→ **Task description**
Draw out every line with the word "name" from the listing below.

Records from a data collection:

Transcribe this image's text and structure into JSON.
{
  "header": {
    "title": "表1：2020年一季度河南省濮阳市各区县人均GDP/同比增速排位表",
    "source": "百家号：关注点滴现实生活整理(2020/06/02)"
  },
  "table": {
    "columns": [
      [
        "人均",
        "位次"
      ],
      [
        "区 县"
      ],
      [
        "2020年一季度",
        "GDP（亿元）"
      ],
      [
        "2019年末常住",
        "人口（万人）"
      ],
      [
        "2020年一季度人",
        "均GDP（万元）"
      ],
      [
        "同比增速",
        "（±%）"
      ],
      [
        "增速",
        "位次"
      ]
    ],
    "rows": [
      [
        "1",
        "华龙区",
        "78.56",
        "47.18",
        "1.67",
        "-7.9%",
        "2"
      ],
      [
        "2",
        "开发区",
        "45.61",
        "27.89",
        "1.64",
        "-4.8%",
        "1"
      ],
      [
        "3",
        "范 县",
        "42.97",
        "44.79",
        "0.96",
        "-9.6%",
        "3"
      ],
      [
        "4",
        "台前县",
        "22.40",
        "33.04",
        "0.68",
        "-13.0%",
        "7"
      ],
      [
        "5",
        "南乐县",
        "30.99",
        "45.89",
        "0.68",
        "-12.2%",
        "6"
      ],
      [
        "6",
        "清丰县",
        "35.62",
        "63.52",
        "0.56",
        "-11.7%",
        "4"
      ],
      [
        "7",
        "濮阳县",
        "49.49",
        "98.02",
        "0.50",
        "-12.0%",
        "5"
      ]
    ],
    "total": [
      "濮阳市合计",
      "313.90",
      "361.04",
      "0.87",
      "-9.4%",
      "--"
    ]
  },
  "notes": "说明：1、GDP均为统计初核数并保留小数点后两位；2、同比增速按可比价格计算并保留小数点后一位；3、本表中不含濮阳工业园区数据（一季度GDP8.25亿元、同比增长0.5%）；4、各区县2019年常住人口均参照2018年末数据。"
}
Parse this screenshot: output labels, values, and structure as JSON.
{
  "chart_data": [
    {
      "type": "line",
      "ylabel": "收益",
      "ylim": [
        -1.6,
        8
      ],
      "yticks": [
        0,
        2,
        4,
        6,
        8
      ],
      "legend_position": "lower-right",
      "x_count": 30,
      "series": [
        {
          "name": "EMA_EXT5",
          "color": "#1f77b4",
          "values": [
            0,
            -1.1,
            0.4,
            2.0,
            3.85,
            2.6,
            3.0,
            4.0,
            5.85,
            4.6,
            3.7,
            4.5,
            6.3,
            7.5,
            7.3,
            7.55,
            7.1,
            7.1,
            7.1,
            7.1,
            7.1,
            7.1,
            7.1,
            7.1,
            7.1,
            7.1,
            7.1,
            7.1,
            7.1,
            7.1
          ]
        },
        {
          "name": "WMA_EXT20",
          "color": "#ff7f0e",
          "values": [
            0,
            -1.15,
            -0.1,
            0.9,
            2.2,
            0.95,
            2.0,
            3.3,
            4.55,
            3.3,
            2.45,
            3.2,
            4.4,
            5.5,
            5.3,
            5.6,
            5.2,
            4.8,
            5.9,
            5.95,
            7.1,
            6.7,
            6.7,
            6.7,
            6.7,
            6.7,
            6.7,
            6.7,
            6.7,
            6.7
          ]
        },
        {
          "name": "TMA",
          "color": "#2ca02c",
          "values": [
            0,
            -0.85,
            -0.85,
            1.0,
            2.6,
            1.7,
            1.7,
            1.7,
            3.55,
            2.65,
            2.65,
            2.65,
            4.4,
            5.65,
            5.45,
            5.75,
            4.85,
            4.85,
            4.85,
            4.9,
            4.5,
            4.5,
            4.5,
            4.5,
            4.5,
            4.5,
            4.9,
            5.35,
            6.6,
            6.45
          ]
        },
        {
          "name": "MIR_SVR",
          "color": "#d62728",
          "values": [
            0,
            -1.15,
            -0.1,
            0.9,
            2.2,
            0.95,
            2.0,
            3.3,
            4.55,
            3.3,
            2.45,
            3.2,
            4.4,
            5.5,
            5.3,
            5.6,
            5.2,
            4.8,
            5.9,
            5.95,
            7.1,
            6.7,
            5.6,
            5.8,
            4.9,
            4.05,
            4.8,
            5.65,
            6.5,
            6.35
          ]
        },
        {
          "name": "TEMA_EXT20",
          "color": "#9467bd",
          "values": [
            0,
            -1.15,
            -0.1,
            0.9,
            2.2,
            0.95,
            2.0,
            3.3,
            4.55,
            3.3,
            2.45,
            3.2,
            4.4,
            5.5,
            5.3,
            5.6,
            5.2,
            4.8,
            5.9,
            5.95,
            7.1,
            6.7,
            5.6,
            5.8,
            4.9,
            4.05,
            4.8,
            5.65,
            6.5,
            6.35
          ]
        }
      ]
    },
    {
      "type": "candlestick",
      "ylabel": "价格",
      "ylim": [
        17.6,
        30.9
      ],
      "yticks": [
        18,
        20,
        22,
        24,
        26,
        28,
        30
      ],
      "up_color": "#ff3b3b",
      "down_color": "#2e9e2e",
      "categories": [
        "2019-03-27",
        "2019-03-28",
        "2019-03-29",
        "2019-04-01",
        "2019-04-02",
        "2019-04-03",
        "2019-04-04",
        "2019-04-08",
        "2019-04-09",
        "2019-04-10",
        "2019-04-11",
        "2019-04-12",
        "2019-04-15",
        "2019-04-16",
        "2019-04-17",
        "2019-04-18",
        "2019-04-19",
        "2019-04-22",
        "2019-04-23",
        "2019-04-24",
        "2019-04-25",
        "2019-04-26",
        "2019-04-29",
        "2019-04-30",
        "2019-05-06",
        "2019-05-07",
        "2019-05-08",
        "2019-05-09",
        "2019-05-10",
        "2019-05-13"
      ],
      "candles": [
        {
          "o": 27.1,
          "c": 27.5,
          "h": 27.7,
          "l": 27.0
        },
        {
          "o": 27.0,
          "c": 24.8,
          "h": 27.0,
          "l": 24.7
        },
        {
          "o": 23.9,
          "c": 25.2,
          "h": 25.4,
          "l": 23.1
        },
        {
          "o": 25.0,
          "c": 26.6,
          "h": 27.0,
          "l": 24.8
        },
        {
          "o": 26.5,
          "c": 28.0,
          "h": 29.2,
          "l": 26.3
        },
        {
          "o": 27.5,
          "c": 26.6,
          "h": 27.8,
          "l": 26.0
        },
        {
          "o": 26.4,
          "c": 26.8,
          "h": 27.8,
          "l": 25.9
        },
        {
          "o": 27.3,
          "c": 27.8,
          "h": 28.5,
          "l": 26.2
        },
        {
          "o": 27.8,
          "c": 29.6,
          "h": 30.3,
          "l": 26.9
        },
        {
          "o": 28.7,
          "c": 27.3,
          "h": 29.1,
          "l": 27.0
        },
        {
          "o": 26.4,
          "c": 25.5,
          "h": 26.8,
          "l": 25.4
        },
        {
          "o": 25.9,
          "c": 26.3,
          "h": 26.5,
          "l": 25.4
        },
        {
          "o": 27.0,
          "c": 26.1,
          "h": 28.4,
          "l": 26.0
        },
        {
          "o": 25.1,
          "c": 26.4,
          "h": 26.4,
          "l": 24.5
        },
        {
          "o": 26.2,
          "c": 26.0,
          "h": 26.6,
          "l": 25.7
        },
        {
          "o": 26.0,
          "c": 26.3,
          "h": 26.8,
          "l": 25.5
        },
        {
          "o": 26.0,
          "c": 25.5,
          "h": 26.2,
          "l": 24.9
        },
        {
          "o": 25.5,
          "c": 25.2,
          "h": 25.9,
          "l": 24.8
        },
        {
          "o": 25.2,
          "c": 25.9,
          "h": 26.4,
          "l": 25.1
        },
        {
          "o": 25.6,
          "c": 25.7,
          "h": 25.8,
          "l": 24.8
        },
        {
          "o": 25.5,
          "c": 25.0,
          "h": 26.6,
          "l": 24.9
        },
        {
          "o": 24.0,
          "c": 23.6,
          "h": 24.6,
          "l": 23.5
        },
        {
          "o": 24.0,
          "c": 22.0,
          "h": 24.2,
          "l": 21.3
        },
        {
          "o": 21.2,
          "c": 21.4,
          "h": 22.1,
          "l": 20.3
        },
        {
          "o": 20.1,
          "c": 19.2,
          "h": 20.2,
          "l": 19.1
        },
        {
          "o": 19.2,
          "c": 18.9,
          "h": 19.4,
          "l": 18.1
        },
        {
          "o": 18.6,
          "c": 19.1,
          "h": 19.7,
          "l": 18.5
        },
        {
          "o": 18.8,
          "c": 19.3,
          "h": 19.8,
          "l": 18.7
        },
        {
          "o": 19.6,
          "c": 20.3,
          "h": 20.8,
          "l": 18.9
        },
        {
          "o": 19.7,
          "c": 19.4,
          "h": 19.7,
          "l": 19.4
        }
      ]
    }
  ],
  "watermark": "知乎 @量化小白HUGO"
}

→ **Answer to this task**
          "name": "EMA_EXT5",
          "name": "WMA_EXT20",
          "name": "TMA",
          "name": "MIR_SVR",
          "name": "TEMA_EXT20",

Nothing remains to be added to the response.